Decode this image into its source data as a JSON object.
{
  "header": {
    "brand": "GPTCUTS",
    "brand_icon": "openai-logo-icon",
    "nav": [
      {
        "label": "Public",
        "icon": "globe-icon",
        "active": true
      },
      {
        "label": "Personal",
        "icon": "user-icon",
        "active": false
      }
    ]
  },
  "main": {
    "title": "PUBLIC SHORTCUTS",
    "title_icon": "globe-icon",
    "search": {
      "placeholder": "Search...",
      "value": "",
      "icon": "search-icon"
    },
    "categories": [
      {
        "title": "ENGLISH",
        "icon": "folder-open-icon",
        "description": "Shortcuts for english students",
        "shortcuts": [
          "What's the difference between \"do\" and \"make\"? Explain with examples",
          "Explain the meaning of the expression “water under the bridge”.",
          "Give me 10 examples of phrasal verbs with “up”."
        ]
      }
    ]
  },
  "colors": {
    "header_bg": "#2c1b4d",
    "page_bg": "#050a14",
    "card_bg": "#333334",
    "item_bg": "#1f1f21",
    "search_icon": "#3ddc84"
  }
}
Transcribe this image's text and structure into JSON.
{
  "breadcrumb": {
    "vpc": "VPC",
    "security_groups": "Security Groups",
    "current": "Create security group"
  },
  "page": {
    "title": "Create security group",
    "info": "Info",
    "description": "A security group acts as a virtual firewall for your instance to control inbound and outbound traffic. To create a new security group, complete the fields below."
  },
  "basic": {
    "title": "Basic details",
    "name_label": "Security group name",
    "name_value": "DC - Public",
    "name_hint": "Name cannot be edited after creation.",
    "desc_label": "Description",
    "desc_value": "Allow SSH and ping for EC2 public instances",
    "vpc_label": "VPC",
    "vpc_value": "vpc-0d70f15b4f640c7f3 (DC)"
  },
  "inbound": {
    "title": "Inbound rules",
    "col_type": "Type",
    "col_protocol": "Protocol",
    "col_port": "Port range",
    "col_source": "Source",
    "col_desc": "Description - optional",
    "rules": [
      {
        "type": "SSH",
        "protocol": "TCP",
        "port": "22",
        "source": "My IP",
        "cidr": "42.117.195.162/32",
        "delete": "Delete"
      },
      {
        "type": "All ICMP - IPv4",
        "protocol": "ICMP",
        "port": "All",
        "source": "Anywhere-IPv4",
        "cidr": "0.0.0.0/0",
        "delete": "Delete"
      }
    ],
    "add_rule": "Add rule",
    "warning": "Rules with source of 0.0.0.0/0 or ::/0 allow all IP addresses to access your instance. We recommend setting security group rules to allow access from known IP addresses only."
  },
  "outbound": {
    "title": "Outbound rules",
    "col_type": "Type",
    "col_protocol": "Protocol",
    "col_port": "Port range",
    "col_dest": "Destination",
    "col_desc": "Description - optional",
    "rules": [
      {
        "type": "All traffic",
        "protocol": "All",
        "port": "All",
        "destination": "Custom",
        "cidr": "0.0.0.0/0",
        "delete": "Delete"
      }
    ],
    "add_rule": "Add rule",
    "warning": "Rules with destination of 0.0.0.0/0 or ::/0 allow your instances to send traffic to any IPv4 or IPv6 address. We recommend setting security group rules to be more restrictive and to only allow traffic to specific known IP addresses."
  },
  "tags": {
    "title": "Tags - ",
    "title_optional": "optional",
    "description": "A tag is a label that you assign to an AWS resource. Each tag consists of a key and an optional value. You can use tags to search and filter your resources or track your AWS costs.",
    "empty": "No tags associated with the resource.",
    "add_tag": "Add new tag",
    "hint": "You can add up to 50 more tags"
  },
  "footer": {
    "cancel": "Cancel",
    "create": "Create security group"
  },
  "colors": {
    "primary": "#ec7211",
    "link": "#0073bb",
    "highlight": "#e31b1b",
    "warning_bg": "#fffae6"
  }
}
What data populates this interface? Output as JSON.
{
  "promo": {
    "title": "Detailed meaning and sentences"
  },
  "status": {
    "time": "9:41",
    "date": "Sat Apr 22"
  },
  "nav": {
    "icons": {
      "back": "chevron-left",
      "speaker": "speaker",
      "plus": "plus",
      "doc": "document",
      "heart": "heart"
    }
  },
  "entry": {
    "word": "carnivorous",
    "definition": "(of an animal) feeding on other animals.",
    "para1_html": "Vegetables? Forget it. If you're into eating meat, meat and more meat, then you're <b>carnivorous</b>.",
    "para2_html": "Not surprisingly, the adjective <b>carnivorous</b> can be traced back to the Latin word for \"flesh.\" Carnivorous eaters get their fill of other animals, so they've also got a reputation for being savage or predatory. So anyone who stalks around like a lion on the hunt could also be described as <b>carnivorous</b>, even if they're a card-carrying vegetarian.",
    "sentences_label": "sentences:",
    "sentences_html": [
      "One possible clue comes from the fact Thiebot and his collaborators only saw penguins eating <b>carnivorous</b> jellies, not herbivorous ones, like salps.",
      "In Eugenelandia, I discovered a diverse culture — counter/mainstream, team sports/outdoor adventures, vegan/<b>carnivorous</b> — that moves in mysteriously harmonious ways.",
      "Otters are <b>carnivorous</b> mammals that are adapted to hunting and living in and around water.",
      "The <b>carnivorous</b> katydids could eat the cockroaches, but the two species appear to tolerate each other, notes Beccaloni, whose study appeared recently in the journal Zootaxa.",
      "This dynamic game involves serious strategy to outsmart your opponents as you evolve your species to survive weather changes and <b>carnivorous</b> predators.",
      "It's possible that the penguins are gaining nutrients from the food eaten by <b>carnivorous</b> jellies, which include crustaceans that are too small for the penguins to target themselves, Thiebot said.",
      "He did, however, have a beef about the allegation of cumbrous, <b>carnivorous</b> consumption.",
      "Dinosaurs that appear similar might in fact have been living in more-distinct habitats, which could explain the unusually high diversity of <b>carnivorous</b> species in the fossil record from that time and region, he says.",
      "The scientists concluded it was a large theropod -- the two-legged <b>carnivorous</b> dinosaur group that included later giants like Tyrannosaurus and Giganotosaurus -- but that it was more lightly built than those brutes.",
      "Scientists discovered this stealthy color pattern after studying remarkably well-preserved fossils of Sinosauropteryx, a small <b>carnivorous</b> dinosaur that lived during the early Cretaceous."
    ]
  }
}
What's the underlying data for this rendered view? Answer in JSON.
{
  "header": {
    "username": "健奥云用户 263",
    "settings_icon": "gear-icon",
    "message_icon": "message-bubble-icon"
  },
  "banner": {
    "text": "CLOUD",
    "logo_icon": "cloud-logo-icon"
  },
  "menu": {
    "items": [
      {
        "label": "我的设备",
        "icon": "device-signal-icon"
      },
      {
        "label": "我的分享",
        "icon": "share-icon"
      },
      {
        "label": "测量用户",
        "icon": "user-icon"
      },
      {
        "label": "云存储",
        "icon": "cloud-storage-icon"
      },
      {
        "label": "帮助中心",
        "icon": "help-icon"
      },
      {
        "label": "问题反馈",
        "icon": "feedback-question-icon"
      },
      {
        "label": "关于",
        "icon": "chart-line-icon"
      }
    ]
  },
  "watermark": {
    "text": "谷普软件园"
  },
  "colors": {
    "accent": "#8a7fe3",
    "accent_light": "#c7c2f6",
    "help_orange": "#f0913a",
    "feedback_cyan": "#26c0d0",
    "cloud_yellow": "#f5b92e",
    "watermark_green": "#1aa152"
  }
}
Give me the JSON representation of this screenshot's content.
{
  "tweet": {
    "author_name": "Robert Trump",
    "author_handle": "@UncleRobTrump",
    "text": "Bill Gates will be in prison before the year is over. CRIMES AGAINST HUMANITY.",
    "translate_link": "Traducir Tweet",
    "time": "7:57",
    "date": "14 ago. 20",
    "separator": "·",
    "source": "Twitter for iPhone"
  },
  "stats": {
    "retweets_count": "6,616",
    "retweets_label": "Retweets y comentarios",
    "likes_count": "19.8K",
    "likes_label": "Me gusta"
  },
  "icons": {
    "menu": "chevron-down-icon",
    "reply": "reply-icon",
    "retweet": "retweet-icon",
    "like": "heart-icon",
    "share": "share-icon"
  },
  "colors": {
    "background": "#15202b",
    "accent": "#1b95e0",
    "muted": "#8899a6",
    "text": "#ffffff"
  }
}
===
Direction: All lines that include "penguins" are to be gathered and copied.

Result:
      "One possible clue comes from the fact Thiebot and his collaborators only saw penguins eating <b>carnivorous</b> jellies, not herbivorous ones, like salps.",
      "It's possible that the penguins are gaining nutrients from the food eaten by <b>carnivorous</b> jellies, which include crustaceans that are too small for the penguins to target themselves, Thiebot said.",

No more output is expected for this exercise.